The problem: In the listing below, locate the lines that hold "Eduardo" and copy them.

Stored entries
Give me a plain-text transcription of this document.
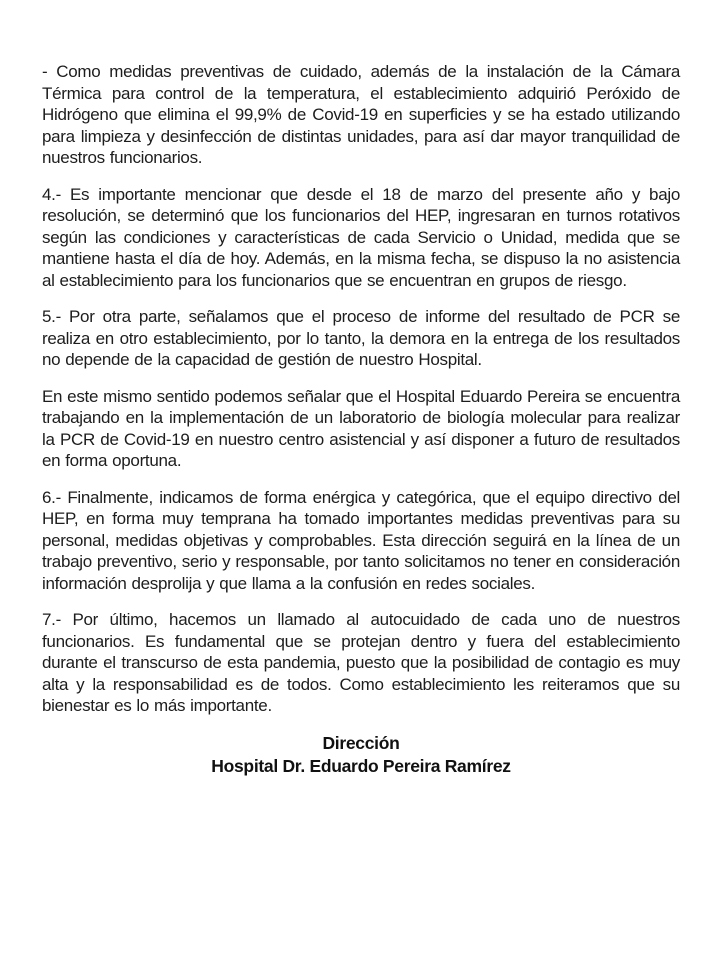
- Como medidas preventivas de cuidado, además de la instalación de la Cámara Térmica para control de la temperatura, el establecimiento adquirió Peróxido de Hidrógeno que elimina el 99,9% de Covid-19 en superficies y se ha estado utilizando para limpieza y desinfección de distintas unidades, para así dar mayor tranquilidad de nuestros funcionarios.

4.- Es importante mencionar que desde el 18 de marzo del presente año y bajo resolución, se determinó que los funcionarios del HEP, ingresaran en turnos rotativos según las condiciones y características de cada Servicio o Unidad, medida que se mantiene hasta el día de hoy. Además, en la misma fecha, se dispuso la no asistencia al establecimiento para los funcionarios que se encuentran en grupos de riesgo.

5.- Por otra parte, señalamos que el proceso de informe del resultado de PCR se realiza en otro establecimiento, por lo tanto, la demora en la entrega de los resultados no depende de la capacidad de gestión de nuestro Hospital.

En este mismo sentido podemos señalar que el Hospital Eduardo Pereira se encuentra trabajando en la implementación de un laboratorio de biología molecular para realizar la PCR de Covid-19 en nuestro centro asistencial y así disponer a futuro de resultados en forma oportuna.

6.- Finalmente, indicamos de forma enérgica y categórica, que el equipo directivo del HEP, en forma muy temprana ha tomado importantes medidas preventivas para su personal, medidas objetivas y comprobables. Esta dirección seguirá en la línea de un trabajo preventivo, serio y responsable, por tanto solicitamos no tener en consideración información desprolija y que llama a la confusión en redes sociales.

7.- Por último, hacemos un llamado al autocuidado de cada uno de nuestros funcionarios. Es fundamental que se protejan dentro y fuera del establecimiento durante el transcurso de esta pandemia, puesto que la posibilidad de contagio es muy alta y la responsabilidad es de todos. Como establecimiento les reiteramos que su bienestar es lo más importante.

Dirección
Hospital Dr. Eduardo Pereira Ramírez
==
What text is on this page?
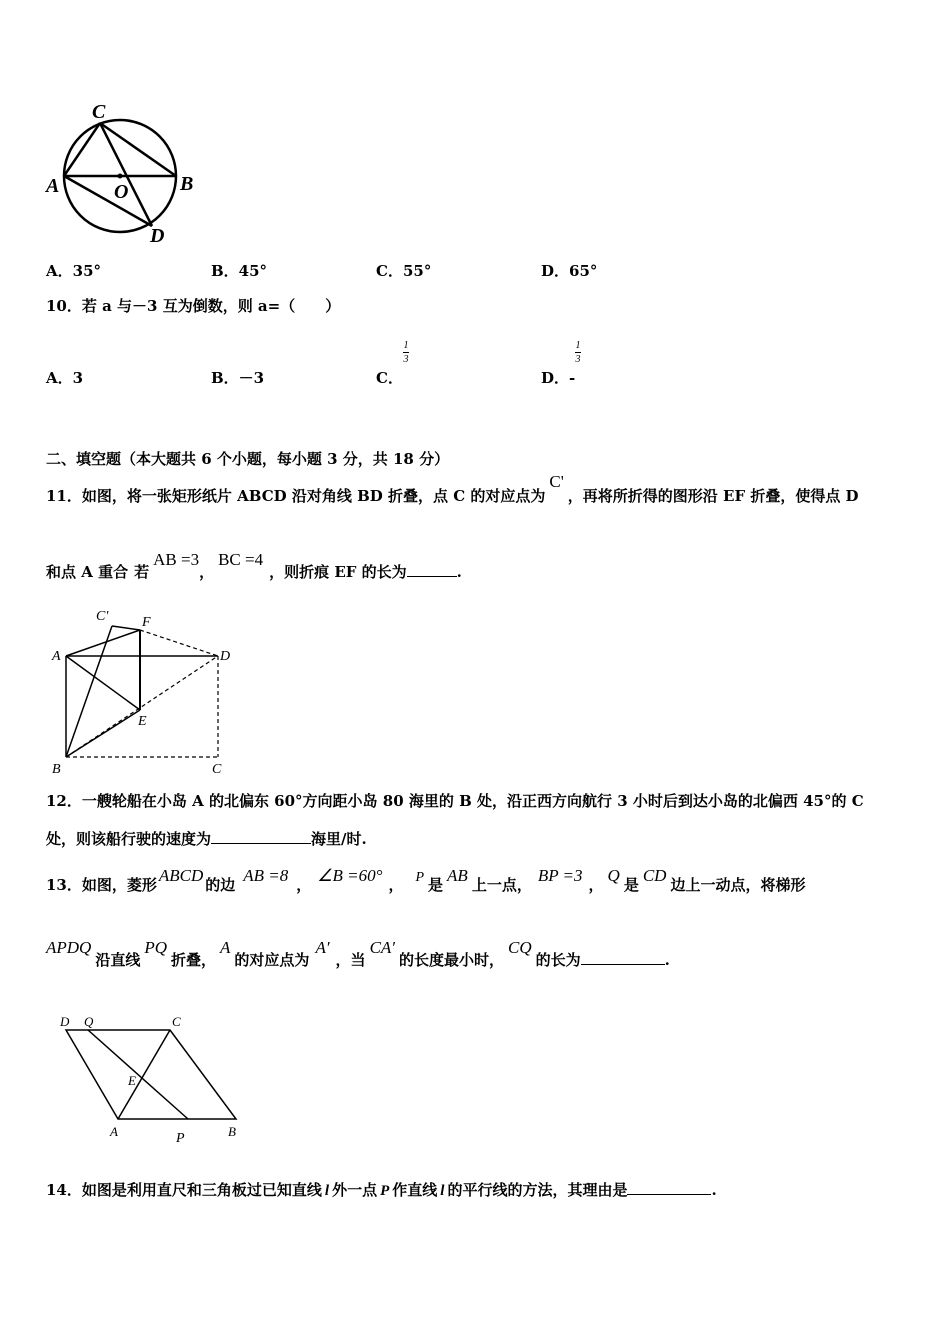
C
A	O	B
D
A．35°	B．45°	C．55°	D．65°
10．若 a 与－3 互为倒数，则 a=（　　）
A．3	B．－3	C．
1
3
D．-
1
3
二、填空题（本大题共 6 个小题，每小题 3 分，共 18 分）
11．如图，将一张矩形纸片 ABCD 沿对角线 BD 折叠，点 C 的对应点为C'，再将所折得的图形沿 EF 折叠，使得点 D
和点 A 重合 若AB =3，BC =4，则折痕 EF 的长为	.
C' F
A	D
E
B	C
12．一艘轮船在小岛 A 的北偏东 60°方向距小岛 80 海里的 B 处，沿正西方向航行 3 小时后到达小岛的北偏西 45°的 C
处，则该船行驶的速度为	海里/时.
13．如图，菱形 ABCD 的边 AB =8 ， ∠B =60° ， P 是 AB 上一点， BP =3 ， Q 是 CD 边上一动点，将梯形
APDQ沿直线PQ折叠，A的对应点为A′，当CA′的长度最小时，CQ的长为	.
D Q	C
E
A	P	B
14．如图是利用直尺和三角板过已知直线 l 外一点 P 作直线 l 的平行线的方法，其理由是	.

Result of the exercise:
En este mismo sentido podemos señalar que el Hospital Eduardo Pereira se encuentra trabajando en la implementación de un laboratorio de biología molecular para realizar la PCR de Covid-19 en nuestro centro asistencial y así disponer a futuro de resultados en forma oportuna.
Hospital Dr. Eduardo Pereira Ramírez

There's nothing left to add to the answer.